EXERCISE:
Within the material below, find each line bearing the word "ретаргетинг" and present it.

DATA SECTION:
(begin)

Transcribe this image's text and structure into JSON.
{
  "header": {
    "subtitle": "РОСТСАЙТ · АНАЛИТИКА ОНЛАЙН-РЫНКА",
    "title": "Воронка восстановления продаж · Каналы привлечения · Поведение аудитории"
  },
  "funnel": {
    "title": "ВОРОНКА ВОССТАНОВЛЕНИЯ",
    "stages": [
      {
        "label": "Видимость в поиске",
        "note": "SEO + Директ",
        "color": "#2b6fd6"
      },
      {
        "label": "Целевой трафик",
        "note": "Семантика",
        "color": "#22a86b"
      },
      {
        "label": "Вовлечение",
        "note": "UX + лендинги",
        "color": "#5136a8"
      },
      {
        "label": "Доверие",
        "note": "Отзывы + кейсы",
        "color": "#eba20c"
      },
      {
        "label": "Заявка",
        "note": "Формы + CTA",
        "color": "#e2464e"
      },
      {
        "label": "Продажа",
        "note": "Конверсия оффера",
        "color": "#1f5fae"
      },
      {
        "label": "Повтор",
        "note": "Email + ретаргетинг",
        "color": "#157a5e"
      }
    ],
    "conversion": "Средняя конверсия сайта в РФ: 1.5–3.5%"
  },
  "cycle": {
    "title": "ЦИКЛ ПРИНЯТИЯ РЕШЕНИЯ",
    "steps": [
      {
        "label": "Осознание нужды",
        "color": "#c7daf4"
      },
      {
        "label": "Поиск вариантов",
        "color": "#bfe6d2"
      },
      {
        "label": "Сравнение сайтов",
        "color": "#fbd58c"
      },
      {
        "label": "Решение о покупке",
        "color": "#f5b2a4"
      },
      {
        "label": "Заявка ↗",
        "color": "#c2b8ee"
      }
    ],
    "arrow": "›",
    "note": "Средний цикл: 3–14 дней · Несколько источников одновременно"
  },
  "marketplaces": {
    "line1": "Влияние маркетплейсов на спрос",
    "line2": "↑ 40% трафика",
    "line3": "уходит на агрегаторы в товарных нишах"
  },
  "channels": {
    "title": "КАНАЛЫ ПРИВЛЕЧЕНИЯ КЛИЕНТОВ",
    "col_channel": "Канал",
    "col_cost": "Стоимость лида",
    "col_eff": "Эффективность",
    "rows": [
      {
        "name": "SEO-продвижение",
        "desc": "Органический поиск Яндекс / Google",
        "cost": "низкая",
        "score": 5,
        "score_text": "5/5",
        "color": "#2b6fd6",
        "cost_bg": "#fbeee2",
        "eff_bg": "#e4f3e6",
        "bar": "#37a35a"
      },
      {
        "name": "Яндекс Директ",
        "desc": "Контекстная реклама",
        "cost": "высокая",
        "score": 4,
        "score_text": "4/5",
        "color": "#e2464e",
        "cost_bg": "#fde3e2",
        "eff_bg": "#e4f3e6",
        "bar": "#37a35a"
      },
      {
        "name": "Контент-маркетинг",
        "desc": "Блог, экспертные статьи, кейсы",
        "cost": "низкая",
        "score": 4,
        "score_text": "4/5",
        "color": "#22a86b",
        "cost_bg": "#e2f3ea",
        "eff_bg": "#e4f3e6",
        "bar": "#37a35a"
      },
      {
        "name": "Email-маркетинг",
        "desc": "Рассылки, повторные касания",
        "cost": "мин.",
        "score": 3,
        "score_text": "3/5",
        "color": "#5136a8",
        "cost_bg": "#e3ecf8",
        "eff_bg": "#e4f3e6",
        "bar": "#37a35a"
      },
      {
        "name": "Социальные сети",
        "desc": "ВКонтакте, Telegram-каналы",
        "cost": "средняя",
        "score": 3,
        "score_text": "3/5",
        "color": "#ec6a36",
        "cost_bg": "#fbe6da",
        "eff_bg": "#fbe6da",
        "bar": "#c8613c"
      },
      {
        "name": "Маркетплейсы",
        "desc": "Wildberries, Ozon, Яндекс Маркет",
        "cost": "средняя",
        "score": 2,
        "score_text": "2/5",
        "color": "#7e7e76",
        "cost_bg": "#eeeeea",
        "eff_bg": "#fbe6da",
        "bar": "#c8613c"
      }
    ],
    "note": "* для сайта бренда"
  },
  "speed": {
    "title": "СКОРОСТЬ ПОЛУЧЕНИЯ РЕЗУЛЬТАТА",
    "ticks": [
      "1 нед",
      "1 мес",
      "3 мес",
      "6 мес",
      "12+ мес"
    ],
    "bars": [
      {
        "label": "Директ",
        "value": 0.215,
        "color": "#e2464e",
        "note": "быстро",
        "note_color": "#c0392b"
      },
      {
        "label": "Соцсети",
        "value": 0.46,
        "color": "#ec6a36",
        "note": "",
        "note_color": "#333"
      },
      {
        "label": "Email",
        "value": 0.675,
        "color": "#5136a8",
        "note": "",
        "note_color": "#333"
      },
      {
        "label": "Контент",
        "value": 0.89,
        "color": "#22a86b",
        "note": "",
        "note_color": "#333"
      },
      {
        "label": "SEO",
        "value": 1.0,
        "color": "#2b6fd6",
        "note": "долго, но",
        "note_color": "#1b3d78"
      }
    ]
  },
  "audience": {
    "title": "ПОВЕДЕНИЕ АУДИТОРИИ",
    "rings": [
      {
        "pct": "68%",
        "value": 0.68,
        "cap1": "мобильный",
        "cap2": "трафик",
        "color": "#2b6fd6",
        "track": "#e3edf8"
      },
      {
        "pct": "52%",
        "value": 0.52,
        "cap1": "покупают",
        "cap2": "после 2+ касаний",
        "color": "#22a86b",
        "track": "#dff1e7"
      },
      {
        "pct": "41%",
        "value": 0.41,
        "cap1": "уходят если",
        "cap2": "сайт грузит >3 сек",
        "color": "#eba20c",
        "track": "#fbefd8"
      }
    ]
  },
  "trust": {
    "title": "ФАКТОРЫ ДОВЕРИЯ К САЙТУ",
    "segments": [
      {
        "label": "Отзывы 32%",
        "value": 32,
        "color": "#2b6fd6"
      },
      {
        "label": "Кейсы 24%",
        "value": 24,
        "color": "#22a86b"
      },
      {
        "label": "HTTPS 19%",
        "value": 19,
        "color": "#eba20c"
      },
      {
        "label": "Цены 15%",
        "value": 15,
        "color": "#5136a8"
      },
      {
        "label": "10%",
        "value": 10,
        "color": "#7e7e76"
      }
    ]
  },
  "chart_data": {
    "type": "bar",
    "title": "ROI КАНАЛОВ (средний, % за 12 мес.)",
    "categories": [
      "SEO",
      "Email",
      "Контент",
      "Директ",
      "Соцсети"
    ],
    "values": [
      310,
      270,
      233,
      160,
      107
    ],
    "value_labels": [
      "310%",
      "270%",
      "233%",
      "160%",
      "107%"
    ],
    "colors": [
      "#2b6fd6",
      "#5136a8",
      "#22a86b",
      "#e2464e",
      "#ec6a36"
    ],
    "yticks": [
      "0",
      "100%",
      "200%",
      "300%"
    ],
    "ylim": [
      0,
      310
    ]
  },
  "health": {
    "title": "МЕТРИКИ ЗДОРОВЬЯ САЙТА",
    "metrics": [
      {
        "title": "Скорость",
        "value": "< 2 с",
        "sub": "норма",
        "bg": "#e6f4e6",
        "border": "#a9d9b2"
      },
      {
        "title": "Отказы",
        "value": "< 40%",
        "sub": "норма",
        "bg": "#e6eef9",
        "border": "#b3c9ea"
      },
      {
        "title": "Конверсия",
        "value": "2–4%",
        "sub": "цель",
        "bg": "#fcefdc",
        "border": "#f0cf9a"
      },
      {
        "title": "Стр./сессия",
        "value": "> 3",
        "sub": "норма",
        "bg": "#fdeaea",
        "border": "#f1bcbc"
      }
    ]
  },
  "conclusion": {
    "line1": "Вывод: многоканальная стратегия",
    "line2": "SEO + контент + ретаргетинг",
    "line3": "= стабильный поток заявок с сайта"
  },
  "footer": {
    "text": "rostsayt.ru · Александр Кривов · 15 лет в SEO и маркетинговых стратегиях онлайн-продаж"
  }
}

(end)

RIGHT ANSWER:
        "note": "Email + ретаргетинг",
    "line2": "SEO + контент + ретаргетинг",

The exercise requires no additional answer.